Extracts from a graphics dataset
######

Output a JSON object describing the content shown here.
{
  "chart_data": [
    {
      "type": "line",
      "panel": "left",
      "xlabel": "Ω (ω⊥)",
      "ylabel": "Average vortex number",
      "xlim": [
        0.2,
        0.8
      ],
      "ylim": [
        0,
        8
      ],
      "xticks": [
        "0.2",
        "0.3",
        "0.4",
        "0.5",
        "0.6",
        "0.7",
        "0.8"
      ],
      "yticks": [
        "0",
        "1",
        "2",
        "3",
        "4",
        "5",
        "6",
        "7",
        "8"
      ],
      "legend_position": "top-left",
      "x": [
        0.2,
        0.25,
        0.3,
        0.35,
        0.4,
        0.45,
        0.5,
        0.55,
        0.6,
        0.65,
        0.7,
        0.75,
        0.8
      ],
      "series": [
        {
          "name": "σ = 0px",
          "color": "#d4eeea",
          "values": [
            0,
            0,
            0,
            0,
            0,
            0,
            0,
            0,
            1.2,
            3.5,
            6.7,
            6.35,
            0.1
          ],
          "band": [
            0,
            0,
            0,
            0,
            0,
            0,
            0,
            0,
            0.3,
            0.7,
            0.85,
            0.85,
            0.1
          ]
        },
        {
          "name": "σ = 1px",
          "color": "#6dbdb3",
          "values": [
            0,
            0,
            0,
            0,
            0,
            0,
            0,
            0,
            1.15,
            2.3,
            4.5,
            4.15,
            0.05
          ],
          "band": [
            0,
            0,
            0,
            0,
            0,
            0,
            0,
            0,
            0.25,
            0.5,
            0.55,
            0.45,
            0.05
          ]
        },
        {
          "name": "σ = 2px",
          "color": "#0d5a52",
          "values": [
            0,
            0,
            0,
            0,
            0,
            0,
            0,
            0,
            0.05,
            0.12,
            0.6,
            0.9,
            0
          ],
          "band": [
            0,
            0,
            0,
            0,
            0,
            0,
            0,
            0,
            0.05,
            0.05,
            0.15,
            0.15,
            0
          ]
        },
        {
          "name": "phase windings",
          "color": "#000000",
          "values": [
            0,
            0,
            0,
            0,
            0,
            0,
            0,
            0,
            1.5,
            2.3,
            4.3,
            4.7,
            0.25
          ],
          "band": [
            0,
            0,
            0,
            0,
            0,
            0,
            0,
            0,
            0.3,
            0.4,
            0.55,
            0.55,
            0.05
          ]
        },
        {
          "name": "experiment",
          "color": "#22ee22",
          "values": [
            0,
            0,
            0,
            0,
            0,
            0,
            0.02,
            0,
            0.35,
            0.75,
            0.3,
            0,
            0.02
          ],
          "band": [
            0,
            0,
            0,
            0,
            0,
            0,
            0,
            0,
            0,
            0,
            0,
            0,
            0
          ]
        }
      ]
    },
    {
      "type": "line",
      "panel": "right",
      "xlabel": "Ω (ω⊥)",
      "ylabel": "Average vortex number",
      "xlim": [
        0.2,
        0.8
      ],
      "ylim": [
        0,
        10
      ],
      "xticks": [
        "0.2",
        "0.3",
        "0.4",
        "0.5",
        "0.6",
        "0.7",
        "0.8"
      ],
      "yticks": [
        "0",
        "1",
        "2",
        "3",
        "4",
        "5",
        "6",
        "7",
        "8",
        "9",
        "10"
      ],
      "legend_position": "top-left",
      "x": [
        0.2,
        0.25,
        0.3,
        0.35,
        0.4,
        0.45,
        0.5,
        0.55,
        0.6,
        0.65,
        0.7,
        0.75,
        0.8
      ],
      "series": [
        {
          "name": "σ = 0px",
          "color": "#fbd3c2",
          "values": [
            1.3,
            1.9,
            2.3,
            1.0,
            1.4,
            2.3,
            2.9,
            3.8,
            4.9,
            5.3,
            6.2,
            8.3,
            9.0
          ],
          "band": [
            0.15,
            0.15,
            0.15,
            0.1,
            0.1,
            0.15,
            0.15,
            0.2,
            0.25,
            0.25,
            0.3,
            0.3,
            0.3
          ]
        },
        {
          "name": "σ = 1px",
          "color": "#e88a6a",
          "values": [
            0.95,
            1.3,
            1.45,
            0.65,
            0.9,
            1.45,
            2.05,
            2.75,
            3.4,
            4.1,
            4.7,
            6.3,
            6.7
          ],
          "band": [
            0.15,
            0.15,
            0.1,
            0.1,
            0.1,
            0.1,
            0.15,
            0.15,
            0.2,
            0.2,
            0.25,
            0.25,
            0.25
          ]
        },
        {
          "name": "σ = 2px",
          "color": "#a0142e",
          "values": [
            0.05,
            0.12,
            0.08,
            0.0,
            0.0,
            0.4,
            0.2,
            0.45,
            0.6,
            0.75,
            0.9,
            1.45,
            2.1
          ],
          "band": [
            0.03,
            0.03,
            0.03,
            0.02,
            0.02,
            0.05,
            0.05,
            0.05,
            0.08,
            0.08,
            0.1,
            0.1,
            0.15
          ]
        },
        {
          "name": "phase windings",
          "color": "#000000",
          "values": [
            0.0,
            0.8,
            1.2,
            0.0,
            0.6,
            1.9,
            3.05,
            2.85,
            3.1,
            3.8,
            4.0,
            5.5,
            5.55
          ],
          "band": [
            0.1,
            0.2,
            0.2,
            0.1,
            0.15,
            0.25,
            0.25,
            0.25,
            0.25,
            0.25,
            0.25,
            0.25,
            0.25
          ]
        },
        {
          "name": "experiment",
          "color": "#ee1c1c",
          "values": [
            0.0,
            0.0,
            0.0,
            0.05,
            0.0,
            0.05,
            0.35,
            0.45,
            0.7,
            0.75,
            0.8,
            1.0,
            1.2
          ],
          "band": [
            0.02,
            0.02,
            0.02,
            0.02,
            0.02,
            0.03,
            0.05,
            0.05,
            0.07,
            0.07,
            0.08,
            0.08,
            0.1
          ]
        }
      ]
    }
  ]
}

######

**To be done**
Using the material above, print every entry exactly as written.

**The completed task**
Output a JSON object describing the content shown here.
{
  "chart_data": [
    {
      "type": "line",
      "panel": "left",
      "xlabel": "Ω (ω⊥)",
      "ylabel": "Average vortex number",
      "xlim": [
        0.2,
        0.8
      ],
      "ylim": [
        0,
        8
      ],
      "xticks": [
        "0.2",
        "0.3",
        "0.4",
        "0.5",
        "0.6",
        "0.7",
        "0.8"
      ],
      "yticks": [
        "0",
        "1",
        "2",
        "3",
        "4",
        "5",
        "6",
        "7",
        "8"
      ],
      "legend_position": "top-left",
      "x": [
        0.2,
        0.25,
        0.3,
        0.35,
        0.4,
        0.45,
        0.5,
        0.55,
        0.6,
        0.65,
        0.7,
        0.75,
        0.8
      ],
      "series": [
        {
          "name": "σ = 0px",
          "color": "#d4eeea",
          "values": [
            0,
            0,
            0,
            0,
            0,
            0,
            0,
            0,
            1.2,
            3.5,
            6.7,
            6.35,
            0.1
          ],
          "band": [
            0,
            0,
            0,
            0,
            0,
            0,
            0,
            0,
            0.3,
            0.7,
            0.85,
            0.85,
            0.1
          ]
        },
        {
          "name": "σ = 1px",
          "color": "#6dbdb3",
          "values": [
            0,
            0,
            0,
            0,
            0,
            0,
            0,
            0,
            1.15,
            2.3,
            4.5,
            4.15,
            0.05
          ],
          "band": [
            0,
            0,
            0,
            0,
            0,
            0,
            0,
            0,
            0.25,
            0.5,
            0.55,
            0.45,
            0.05
          ]
        },
        {
          "name": "σ = 2px",
          "color": "#0d5a52",
          "values": [
            0,
            0,
            0,
            0,
            0,
            0,
            0,
            0,
            0.05,
            0.12,
            0.6,
            0.9,
            0
          ],
          "band": [
            0,
            0,
            0,
            0,
            0,
            0,
            0,
            0,
            0.05,
            0.05,
            0.15,
            0.15,
            0
          ]
        },
        {
          "name": "phase windings",
          "color": "#000000",
          "values": [
            0,
            0,
            0,
            0,
            0,
            0,
            0,
            0,
            1.5,
            2.3,
            4.3,
            4.7,
            0.25
          ],
          "band": [
            0,
            0,
            0,
            0,
            0,
            0,
            0,
            0,
            0.3,
            0.4,
            0.55,
            0.55,
            0.05
          ]
        },
        {
          "name": "experiment",
          "color": "#22ee22",
          "values": [
            0,
            0,
            0,
            0,
            0,
            0,
            0.02,
            0,
            0.35,
            0.75,
            0.3,
            0,
            0.02
          ],
          "band": [
            0,
            0,
            0,
            0,
            0,
            0,
            0,
            0,
            0,
            0,
            0,
            0,
            0
          ]
        }
      ]
    },
    {
      "type": "line",
      "panel": "right",
      "xlabel": "Ω (ω⊥)",
      "ylabel": "Average vortex number",
      "xlim": [
        0.2,
        0.8
      ],
      "ylim": [
        0,
        10
      ],
      "xticks": [
        "0.2",
        "0.3",
        "0.4",
        "0.5",
        "0.6",
        "0.7",
        "0.8"
      ],
      "yticks": [
        "0",
        "1",
        "2",
        "3",
        "4",
        "5",
        "6",
        "7",
        "8",
        "9",
        "10"
      ],
      "legend_position": "top-left",
      "x": [
        0.2,
        0.25,
        0.3,
        0.35,
        0.4,
        0.45,
        0.5,
        0.55,
        0.6,
        0.65,
        0.7,
        0.75,
        0.8
      ],
      "series": [
        {
          "name": "σ = 0px",
          "color": "#fbd3c2",
          "values": [
            1.3,
            1.9,
            2.3,
            1.0,
            1.4,
            2.3,
            2.9,
            3.8,
            4.9,
            5.3,
            6.2,
            8.3,
            9.0
          ],
          "band": [
            0.15,
            0.15,
            0.15,
            0.1,
            0.1,
            0.15,
            0.15,
            0.2,
            0.25,
            0.25,
            0.3,
            0.3,
            0.3
          ]
        },
        {
          "name": "σ = 1px",
          "color": "#e88a6a",
          "values": [
            0.95,
            1.3,
            1.45,
            0.65,
            0.9,
            1.45,
            2.05,
            2.75,
            3.4,
            4.1,
            4.7,
            6.3,
            6.7
          ],
          "band": [
            0.15,
            0.15,
            0.1,
            0.1,
            0.1,
            0.1,
            0.15,
            0.15,
            0.2,
            0.2,
            0.25,
            0.25,
            0.25
          ]
        },
        {
          "name": "σ = 2px",
          "color": "#a0142e",
          "values": [
            0.05,
            0.12,
            0.08,
            0.0,
            0.0,
            0.4,
            0.2,
            0.45,
            0.6,
            0.75,
            0.9,
            1.45,
            2.1
          ],
          "band": [
            0.03,
            0.03,
            0.03,
            0.02,
            0.02,
            0.05,
            0.05,
            0.05,
            0.08,
            0.08,
            0.1,
            0.1,
            0.15
          ]
        },
        {
          "name": "phase windings",
          "color": "#000000",
          "values": [
            0.0,
            0.8,
            1.2,
            0.0,
            0.6,
            1.9,
            3.05,
            2.85,
            3.1,
            3.8,
            4.0,
            5.5,
            5.55
          ],
          "band": [
            0.1,
            0.2,
            0.2,
            0.1,
            0.15,
            0.25,
            0.25,
            0.25,
            0.25,
            0.25,
            0.25,
            0.25,
            0.25
          ]
        },
        {
          "name": "experiment",
          "color": "#ee1c1c",
          "values": [
            0.0,
            0.0,
            0.0,
            0.05,
            0.0,
            0.05,
            0.35,
            0.45,
            0.7,
            0.75,
            0.8,
            1.0,
            1.2
          ],
          "band": [
            0.02,
            0.02,
            0.02,
            0.02,
            0.02,
            0.03,
            0.05,
            0.05,
            0.07,
            0.07,
            0.08,
            0.08,
            0.1
          ]
        }
      ]
    }
  ]
}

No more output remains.